Leave out every picture, then transcribe the rest of the listing exactly.

◆ RECORDS PROVIDED:
━━━━━━━━━━━━━━━━━━━━━━━━━━━━━━
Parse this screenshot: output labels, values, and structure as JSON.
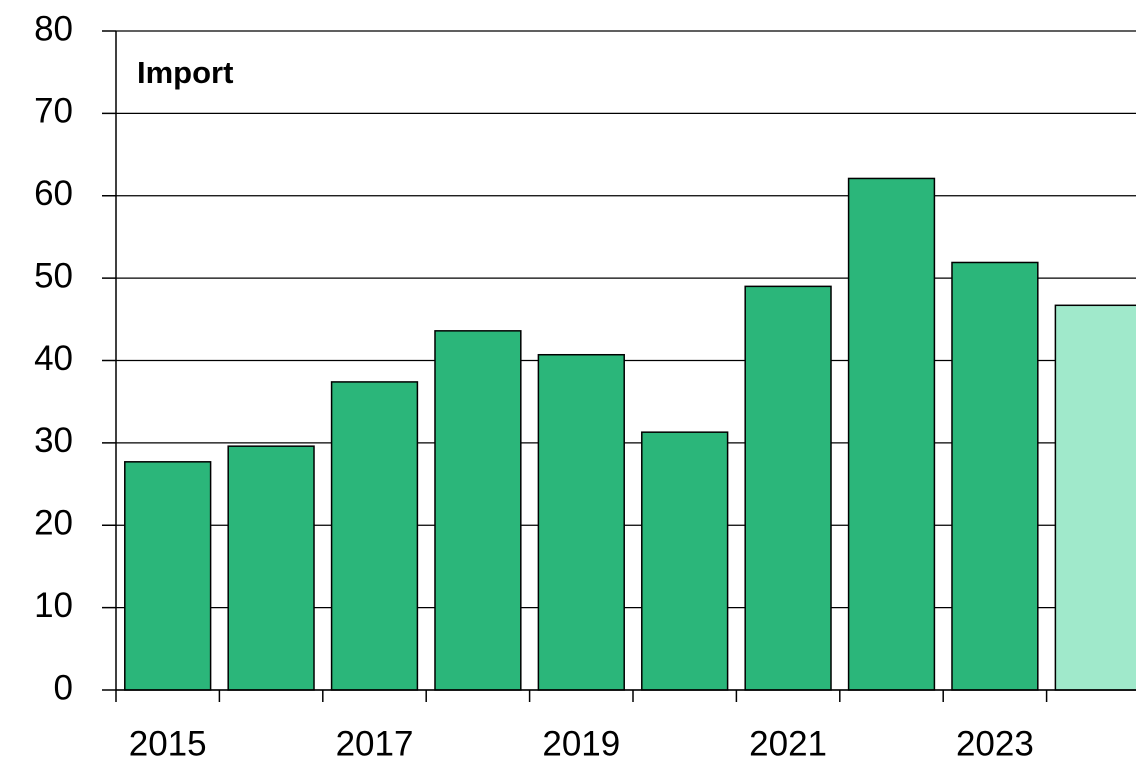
{
  "chart_data": {
    "type": "bar",
    "title": "Import",
    "categories": [
      "2015",
      null,
      "2017",
      null,
      "2019",
      null,
      "2021",
      null,
      "2023",
      null
    ],
    "values": [
      27.7,
      29.6,
      37.4,
      43.6,
      40.7,
      31.3,
      49.0,
      62.1,
      51.9,
      46.7
    ],
    "colors": [
      "#2bb67a",
      "#2bb67a",
      "#2bb67a",
      "#2bb67a",
      "#2bb67a",
      "#2bb67a",
      "#2bb67a",
      "#2bb67a",
      "#2bb67a",
      "#a0e9cb"
    ],
    "ylim": [
      0,
      80
    ],
    "yticks": [
      0,
      10,
      20,
      30,
      40,
      50,
      60,
      70,
      80
    ],
    "grid": true
  }
}
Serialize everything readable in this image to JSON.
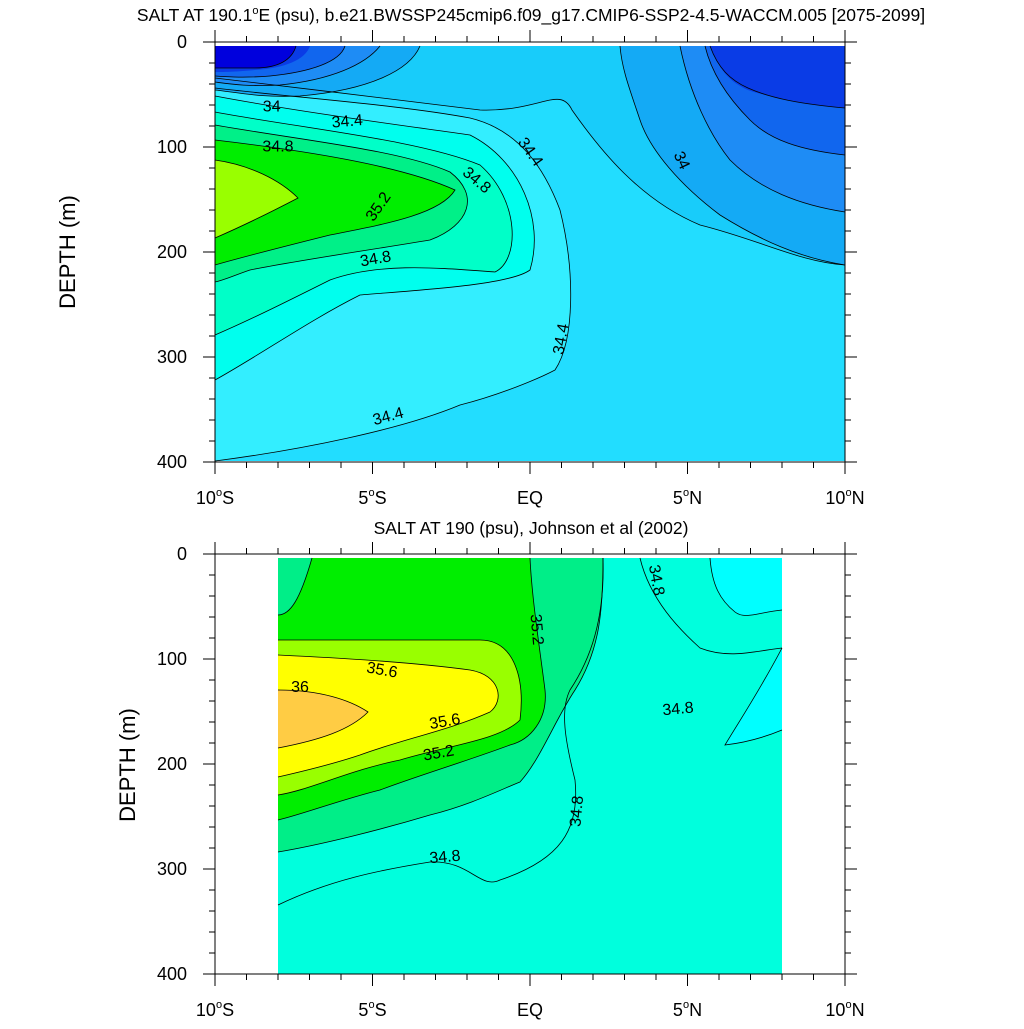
━━━━━━━━━━━━━━━━━━━━━━━━━━━━━━
◆ FINISHED ANSWER:
Parse this screenshot: output labels, values, and structure as JSON.
{
  "chart_data": {
    "type": "bar",
    "title": "Import",
    "categories": [
      "2015",
      null,
      "2017",
      null,
      "2019",
      null,
      "2021",
      null,
      "2023",
      null
    ],
    "values": [
      27.7,
      29.6,
      37.4,
      43.6,
      40.7,
      31.3,
      49.0,
      62.1,
      51.9,
      46.7
    ],
    "colors": [
      "#2bb67a",
      "#2bb67a",
      "#2bb67a",
      "#2bb67a",
      "#2bb67a",
      "#2bb67a",
      "#2bb67a",
      "#2bb67a",
      "#2bb67a",
      "#a0e9cb"
    ],
    "ylim": [
      0,
      80
    ],
    "yticks": [
      0,
      10,
      20,
      30,
      40,
      50,
      60,
      70,
      80
    ],
    "grid": true
  }
}
Serialize everything readable in this image to JSON.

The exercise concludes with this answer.